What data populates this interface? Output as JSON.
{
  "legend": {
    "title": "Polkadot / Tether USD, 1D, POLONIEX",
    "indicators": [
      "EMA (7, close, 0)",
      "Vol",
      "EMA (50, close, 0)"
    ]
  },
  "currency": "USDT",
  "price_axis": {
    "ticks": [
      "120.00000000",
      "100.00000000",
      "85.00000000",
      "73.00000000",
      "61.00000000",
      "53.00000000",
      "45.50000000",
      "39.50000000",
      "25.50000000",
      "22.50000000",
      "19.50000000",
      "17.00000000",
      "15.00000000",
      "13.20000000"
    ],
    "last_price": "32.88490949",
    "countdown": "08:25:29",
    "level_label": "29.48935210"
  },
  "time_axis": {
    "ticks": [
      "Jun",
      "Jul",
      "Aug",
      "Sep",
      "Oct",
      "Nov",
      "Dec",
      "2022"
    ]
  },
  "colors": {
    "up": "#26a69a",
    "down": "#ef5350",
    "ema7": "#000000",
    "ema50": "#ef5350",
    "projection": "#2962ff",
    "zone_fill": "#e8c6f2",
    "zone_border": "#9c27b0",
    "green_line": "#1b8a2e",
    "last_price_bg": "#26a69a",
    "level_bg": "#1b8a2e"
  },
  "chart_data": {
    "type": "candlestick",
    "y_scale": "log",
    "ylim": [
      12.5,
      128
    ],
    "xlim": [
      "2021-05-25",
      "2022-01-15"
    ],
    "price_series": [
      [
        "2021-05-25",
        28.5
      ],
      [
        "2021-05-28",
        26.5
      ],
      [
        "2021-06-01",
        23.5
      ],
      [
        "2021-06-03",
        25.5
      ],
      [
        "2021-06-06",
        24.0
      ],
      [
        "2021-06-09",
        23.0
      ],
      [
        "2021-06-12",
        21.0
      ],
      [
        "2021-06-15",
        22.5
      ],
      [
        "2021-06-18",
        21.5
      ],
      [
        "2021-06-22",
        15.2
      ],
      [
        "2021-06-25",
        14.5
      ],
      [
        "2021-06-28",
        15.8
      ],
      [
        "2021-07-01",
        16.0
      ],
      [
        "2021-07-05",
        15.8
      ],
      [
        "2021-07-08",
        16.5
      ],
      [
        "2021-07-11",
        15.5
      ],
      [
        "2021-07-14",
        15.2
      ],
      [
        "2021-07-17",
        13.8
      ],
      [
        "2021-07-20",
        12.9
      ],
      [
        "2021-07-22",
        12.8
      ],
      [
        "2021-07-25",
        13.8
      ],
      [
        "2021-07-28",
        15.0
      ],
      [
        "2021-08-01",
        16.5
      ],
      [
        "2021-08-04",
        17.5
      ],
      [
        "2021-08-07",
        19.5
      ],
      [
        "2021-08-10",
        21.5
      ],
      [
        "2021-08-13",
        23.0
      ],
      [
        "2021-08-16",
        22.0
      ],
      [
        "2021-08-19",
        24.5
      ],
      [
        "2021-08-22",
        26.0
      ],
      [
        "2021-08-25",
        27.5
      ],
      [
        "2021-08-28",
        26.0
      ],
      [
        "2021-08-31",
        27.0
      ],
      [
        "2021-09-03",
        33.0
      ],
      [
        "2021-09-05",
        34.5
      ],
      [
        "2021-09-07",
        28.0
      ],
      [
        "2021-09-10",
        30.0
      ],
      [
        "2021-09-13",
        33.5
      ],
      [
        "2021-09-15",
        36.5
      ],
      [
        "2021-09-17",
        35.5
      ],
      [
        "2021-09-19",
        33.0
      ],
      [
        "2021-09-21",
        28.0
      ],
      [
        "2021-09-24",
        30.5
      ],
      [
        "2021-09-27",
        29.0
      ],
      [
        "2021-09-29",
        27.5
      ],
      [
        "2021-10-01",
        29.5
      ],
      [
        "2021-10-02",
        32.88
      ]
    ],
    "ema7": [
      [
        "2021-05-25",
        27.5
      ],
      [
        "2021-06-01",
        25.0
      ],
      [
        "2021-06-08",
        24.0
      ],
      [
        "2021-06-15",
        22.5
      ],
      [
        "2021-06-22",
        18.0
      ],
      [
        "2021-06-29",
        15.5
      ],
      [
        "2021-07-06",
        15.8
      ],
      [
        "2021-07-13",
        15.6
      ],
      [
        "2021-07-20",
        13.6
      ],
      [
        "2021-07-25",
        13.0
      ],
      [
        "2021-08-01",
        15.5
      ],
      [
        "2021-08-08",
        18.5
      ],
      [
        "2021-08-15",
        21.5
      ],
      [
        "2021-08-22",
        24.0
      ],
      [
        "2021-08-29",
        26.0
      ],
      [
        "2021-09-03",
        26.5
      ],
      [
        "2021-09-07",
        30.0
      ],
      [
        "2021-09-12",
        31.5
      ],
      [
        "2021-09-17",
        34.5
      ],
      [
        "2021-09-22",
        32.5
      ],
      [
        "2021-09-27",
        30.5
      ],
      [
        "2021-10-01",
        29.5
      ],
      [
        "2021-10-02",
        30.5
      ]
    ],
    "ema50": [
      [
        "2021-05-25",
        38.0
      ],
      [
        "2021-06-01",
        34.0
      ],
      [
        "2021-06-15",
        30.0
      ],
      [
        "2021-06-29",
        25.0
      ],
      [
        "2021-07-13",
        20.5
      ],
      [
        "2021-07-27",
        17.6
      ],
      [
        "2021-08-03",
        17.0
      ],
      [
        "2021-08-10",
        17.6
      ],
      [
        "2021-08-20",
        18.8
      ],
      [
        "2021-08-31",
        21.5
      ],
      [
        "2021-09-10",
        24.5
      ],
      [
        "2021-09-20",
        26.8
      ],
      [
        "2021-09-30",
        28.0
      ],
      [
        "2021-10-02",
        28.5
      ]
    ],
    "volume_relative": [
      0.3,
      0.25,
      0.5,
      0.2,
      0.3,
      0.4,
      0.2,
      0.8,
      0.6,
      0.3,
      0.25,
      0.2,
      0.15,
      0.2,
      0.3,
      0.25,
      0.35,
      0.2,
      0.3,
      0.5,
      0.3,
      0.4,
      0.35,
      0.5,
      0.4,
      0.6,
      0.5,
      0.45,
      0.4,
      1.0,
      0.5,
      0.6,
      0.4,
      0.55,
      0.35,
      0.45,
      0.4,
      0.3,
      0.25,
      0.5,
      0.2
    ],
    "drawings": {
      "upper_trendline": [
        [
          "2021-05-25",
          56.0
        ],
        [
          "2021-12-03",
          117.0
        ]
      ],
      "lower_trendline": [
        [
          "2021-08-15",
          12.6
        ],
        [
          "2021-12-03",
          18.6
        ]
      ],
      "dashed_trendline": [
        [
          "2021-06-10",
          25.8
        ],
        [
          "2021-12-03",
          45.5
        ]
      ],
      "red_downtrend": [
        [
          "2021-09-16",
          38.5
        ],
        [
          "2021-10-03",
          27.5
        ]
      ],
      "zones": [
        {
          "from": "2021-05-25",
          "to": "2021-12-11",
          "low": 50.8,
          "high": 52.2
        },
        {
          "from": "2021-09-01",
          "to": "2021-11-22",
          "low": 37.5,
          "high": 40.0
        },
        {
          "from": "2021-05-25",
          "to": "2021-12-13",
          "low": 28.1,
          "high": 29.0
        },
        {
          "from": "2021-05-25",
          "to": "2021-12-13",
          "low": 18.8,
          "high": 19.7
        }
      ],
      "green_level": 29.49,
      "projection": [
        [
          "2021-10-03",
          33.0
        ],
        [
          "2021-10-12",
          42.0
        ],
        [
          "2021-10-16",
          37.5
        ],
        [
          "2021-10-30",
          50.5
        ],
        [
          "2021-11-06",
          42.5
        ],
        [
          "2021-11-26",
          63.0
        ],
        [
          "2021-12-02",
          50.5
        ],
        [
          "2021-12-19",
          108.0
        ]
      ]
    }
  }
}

Problem requirements — Exactly as shown, repeat every record.

Answer to the problem —
What data populates this interface? Output as JSON.
{
  "legend": {
    "title": "Polkadot / Tether USD, 1D, POLONIEX",
    "indicators": [
      "EMA (7, close, 0)",
      "Vol",
      "EMA (50, close, 0)"
    ]
  },
  "currency": "USDT",
  "price_axis": {
    "ticks": [
      "120.00000000",
      "100.00000000",
      "85.00000000",
      "73.00000000",
      "61.00000000",
      "53.00000000",
      "45.50000000",
      "39.50000000",
      "25.50000000",
      "22.50000000",
      "19.50000000",
      "17.00000000",
      "15.00000000",
      "13.20000000"
    ],
    "last_price": "32.88490949",
    "countdown": "08:25:29",
    "level_label": "29.48935210"
  },
  "time_axis": {
    "ticks": [
      "Jun",
      "Jul",
      "Aug",
      "Sep",
      "Oct",
      "Nov",
      "Dec",
      "2022"
    ]
  },
  "colors": {
    "up": "#26a69a",
    "down": "#ef5350",
    "ema7": "#000000",
    "ema50": "#ef5350",
    "projection": "#2962ff",
    "zone_fill": "#e8c6f2",
    "zone_border": "#9c27b0",
    "green_line": "#1b8a2e",
    "last_price_bg": "#26a69a",
    "level_bg": "#1b8a2e"
  },
  "chart_data": {
    "type": "candlestick",
    "y_scale": "log",
    "ylim": [
      12.5,
      128
    ],
    "xlim": [
      "2021-05-25",
      "2022-01-15"
    ],
    "price_series": [
      [
        "2021-05-25",
        28.5
      ],
      [
        "2021-05-28",
        26.5
      ],
      [
        "2021-06-01",
        23.5
      ],
      [
        "2021-06-03",
        25.5
      ],
      [
        "2021-06-06",
        24.0
      ],
      [
        "2021-06-09",
        23.0
      ],
      [
        "2021-06-12",
        21.0
      ],
      [
        "2021-06-15",
        22.5
      ],
      [
        "2021-06-18",
        21.5
      ],
      [
        "2021-06-22",
        15.2
      ],
      [
        "2021-06-25",
        14.5
      ],
      [
        "2021-06-28",
        15.8
      ],
      [
        "2021-07-01",
        16.0
      ],
      [
        "2021-07-05",
        15.8
      ],
      [
        "2021-07-08",
        16.5
      ],
      [
        "2021-07-11",
        15.5
      ],
      [
        "2021-07-14",
        15.2
      ],
      [
        "2021-07-17",
        13.8
      ],
      [
        "2021-07-20",
        12.9
      ],
      [
        "2021-07-22",
        12.8
      ],
      [
        "2021-07-25",
        13.8
      ],
      [
        "2021-07-28",
        15.0
      ],
      [
        "2021-08-01",
        16.5
      ],
      [
        "2021-08-04",
        17.5
      ],
      [
        "2021-08-07",
        19.5
      ],
      [
        "2021-08-10",
        21.5
      ],
      [
        "2021-08-13",
        23.0
      ],
      [
        "2021-08-16",
        22.0
      ],
      [
        "2021-08-19",
        24.5
      ],
      [
        "2021-08-22",
        26.0
      ],
      [
        "2021-08-25",
        27.5
      ],
      [
        "2021-08-28",
        26.0
      ],
      [
        "2021-08-31",
        27.0
      ],
      [
        "2021-09-03",
        33.0
      ],
      [
        "2021-09-05",
        34.5
      ],
      [
        "2021-09-07",
        28.0
      ],
      [
        "2021-09-10",
        30.0
      ],
      [
        "2021-09-13",
        33.5
      ],
      [
        "2021-09-15",
        36.5
      ],
      [
        "2021-09-17",
        35.5
      ],
      [
        "2021-09-19",
        33.0
      ],
      [
        "2021-09-21",
        28.0
      ],
      [
        "2021-09-24",
        30.5
      ],
      [
        "2021-09-27",
        29.0
      ],
      [
        "2021-09-29",
        27.5
      ],
      [
        "2021-10-01",
        29.5
      ],
      [
        "2021-10-02",
        32.88
      ]
    ],
    "ema7": [
      [
        "2021-05-25",
        27.5
      ],
      [
        "2021-06-01",
        25.0
      ],
      [
        "2021-06-08",
        24.0
      ],
      [
        "2021-06-15",
        22.5
      ],
      [
        "2021-06-22",
        18.0
      ],
      [
        "2021-06-29",
        15.5
      ],
      [
        "2021-07-06",
        15.8
      ],
      [
        "2021-07-13",
        15.6
      ],
      [
        "2021-07-20",
        13.6
      ],
      [
        "2021-07-25",
        13.0
      ],
      [
        "2021-08-01",
        15.5
      ],
      [
        "2021-08-08",
        18.5
      ],
      [
        "2021-08-15",
        21.5
      ],
      [
        "2021-08-22",
        24.0
      ],
      [
        "2021-08-29",
        26.0
      ],
      [
        "2021-09-03",
        26.5
      ],
      [
        "2021-09-07",
        30.0
      ],
      [
        "2021-09-12",
        31.5
      ],
      [
        "2021-09-17",
        34.5
      ],
      [
        "2021-09-22",
        32.5
      ],
      [
        "2021-09-27",
        30.5
      ],
      [
        "2021-10-01",
        29.5
      ],
      [
        "2021-10-02",
        30.5
      ]
    ],
    "ema50": [
      [
        "2021-05-25",
        38.0
      ],
      [
        "2021-06-01",
        34.0
      ],
      [
        "2021-06-15",
        30.0
      ],
      [
        "2021-06-29",
        25.0
      ],
      [
        "2021-07-13",
        20.5
      ],
      [
        "2021-07-27",
        17.6
      ],
      [
        "2021-08-03",
        17.0
      ],
      [
        "2021-08-10",
        17.6
      ],
      [
        "2021-08-20",
        18.8
      ],
      [
        "2021-08-31",
        21.5
      ],
      [
        "2021-09-10",
        24.5
      ],
      [
        "2021-09-20",
        26.8
      ],
      [
        "2021-09-30",
        28.0
      ],
      [
        "2021-10-02",
        28.5
      ]
    ],
    "volume_relative": [
      0.3,
      0.25,
      0.5,
      0.2,
      0.3,
      0.4,
      0.2,
      0.8,
      0.6,
      0.3,
      0.25,
      0.2,
      0.15,
      0.2,
      0.3,
      0.25,
      0.35,
      0.2,
      0.3,
      0.5,
      0.3,
      0.4,
      0.35,
      0.5,
      0.4,
      0.6,
      0.5,
      0.45,
      0.4,
      1.0,
      0.5,
      0.6,
      0.4,
      0.55,
      0.35,
      0.45,
      0.4,
      0.3,
      0.25,
      0.5,
      0.2
    ],
    "drawings": {
      "upper_trendline": [
        [
          "2021-05-25",
          56.0
        ],
        [
          "2021-12-03",
          117.0
        ]
      ],
      "lower_trendline": [
        [
          "2021-08-15",
          12.6
        ],
        [
          "2021-12-03",
          18.6
        ]
      ],
      "dashed_trendline": [
        [
          "2021-06-10",
          25.8
        ],
        [
          "2021-12-03",
          45.5
        ]
      ],
      "red_downtrend": [
        [
          "2021-09-16",
          38.5
        ],
        [
          "2021-10-03",
          27.5
        ]
      ],
      "zones": [
        {
          "from": "2021-05-25",
          "to": "2021-12-11",
          "low": 50.8,
          "high": 52.2
        },
        {
          "from": "2021-09-01",
          "to": "2021-11-22",
          "low": 37.5,
          "high": 40.0
        },
        {
          "from": "2021-05-25",
          "to": "2021-12-13",
          "low": 28.1,
          "high": 29.0
        },
        {
          "from": "2021-05-25",
          "to": "2021-12-13",
          "low": 18.8,
          "high": 19.7
        }
      ],
      "green_level": 29.49,
      "projection": [
        [
          "2021-10-03",
          33.0
        ],
        [
          "2021-10-12",
          42.0
        ],
        [
          "2021-10-16",
          37.5
        ],
        [
          "2021-10-30",
          50.5
        ],
        [
          "2021-11-06",
          42.5
        ],
        [
          "2021-11-26",
          63.0
        ],
        [
          "2021-12-02",
          50.5
        ],
        [
          "2021-12-19",
          108.0
        ]
      ]
    }
  }
}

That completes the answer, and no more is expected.